> **The request**: Quote the listing below verbatim, everything from its first line down to the line containing "- svg-text:G: G: [90, 116, 103, 135]", with both end lines included.

Records
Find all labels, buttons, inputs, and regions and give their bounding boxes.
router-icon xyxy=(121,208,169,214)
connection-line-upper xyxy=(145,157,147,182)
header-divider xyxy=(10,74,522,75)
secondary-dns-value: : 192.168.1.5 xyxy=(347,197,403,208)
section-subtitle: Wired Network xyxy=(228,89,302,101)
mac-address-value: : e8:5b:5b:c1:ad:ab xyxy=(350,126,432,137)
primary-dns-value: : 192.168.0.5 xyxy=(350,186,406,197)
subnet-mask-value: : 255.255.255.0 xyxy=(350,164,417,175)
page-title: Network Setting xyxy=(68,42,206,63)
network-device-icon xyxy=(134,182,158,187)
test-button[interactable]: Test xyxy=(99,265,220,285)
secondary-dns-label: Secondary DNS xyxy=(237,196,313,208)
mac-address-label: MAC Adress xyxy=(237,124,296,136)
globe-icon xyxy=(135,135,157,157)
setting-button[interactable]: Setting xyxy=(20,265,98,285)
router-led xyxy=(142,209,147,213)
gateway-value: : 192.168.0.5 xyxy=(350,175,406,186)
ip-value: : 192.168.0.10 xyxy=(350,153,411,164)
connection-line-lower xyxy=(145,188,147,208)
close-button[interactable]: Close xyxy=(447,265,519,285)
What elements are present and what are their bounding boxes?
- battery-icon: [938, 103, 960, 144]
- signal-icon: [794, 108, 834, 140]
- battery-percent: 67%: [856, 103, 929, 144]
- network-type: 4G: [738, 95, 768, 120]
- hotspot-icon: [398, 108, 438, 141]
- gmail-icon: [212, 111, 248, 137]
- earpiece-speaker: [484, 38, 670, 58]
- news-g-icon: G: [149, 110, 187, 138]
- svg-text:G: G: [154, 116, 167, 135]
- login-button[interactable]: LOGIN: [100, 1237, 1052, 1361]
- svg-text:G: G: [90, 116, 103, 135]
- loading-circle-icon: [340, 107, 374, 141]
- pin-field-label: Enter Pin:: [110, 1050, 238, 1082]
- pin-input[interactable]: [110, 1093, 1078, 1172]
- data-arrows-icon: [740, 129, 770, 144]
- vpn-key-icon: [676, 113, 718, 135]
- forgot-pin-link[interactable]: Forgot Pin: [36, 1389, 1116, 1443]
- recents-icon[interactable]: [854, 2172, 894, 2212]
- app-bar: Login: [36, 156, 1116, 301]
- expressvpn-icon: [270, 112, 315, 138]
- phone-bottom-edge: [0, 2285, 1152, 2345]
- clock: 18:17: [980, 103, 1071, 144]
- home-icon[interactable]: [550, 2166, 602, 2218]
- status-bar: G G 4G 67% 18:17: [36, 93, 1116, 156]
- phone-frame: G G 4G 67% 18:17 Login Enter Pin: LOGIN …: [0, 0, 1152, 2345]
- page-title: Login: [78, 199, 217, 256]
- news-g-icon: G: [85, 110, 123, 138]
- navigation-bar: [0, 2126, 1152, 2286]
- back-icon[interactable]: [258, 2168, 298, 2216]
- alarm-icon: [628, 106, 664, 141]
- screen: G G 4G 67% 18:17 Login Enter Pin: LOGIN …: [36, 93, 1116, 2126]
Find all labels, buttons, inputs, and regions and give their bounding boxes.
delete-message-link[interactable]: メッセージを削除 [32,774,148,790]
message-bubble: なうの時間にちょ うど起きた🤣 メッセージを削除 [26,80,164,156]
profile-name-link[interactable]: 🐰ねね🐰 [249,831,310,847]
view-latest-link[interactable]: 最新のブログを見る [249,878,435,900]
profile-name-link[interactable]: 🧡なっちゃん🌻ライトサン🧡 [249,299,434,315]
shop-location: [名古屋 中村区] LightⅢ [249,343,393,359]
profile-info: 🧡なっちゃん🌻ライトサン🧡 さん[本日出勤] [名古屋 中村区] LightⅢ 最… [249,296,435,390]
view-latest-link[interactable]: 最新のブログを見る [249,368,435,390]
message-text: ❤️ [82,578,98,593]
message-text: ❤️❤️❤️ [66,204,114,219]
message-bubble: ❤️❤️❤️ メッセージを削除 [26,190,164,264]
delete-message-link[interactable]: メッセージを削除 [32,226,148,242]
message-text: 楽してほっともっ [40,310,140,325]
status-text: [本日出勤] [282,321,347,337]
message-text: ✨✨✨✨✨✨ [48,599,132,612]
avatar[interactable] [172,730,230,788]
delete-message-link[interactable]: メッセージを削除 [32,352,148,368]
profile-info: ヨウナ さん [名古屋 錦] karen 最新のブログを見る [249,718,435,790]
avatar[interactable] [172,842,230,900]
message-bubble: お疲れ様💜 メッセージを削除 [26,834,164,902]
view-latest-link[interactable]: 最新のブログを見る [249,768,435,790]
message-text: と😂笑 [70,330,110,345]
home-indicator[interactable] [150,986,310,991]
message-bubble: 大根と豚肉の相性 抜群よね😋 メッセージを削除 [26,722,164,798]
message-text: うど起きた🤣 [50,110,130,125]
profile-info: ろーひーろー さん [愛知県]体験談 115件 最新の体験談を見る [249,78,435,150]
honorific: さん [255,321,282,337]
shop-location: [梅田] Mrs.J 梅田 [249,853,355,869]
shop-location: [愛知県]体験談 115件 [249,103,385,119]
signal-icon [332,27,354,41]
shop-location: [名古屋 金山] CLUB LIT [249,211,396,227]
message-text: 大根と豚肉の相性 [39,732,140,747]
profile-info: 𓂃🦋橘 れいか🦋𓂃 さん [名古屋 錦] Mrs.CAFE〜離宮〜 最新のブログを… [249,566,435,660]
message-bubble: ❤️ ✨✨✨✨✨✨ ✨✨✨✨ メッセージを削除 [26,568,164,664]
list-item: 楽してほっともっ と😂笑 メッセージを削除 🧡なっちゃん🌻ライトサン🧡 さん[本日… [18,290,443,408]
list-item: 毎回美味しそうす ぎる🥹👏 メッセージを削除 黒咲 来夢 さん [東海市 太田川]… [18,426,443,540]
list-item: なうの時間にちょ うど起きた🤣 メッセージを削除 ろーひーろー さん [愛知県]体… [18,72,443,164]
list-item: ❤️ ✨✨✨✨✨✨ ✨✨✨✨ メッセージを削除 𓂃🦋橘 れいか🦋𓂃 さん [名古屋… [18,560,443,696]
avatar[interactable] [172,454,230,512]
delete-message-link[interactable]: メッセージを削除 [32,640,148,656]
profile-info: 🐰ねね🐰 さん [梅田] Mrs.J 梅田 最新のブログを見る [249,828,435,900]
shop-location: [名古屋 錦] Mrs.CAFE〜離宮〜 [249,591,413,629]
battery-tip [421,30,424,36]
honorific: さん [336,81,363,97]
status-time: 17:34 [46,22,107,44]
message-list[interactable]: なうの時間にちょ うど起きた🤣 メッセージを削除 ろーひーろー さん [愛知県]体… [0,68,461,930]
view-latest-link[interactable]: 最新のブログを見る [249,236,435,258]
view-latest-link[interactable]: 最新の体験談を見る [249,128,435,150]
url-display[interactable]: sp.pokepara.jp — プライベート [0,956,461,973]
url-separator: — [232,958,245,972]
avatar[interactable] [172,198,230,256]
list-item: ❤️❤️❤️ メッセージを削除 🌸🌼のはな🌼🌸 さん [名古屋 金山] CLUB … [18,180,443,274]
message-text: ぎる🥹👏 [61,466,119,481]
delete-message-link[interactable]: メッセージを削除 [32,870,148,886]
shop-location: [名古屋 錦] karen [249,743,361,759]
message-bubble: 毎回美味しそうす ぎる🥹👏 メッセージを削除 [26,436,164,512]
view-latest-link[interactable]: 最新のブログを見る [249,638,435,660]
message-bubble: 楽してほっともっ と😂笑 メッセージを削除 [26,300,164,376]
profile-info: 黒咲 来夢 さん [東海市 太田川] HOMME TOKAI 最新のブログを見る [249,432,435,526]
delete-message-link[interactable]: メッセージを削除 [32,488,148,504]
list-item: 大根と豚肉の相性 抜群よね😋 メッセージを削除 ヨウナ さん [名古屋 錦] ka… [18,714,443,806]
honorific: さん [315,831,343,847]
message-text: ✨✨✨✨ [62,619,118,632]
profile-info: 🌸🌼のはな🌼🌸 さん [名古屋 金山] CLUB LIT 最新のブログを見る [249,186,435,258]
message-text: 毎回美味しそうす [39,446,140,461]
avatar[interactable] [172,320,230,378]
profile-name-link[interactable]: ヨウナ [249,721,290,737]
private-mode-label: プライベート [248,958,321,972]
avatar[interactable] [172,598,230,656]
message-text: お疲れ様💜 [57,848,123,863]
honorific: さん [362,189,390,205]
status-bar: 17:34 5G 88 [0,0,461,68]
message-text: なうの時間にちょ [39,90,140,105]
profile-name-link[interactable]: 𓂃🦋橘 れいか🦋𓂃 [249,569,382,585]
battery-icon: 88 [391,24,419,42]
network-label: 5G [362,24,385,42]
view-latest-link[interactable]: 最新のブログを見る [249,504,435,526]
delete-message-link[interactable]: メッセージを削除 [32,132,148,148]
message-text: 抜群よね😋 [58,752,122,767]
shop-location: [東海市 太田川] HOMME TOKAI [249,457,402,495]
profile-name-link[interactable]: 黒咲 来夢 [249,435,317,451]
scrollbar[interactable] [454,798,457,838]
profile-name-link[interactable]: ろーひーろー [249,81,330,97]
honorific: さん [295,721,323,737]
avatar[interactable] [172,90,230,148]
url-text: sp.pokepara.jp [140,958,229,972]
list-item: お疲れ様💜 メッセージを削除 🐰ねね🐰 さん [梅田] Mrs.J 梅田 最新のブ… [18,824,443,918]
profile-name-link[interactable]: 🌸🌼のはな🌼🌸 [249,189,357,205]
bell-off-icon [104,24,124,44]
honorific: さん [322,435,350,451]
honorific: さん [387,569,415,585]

> **Written reply**:
Find all labels, buttons, inputs, and regions and give their bounding boxes.
router-icon xyxy=(121,208,169,214)
connection-line-upper xyxy=(145,157,147,182)
header-divider xyxy=(10,74,522,75)
secondary-dns-value: : 192.168.1.5 xyxy=(347,197,403,208)
section-subtitle: Wired Network xyxy=(228,89,302,101)
mac-address-value: : e8:5b:5b:c1:ad:ab xyxy=(350,126,432,137)
primary-dns-value: : 192.168.0.5 xyxy=(350,186,406,197)
subnet-mask-value: : 255.255.255.0 xyxy=(350,164,417,175)
page-title: Network Setting xyxy=(68,42,206,63)
network-device-icon xyxy=(134,182,158,187)
test-button[interactable]: Test xyxy=(99,265,220,285)
secondary-dns-label: Secondary DNS xyxy=(237,196,313,208)
mac-address-label: MAC Adress xyxy=(237,124,296,136)
globe-icon xyxy=(135,135,157,157)
setting-button[interactable]: Setting xyxy=(20,265,98,285)
router-led xyxy=(142,209,147,213)
gateway-value: : 192.168.0.5 xyxy=(350,175,406,186)
ip-value: : 192.168.0.10 xyxy=(350,153,411,164)
connection-line-lower xyxy=(145,188,147,208)
close-button[interactable]: Close xyxy=(447,265,519,285)
What elements are present and what are their bounding boxes?
- battery-icon: [938, 103, 960, 144]
- signal-icon: [794, 108, 834, 140]
- battery-percent: 67%: [856, 103, 929, 144]
- network-type: 4G: [738, 95, 768, 120]
- hotspot-icon: [398, 108, 438, 141]
- gmail-icon: [212, 111, 248, 137]
- earpiece-speaker: [484, 38, 670, 58]
- news-g-icon: G: [149, 110, 187, 138]
- svg-text:G: G: [154, 116, 167, 135]
- login-button[interactable]: LOGIN: [100, 1237, 1052, 1361]
- svg-text:G: G: [90, 116, 103, 135]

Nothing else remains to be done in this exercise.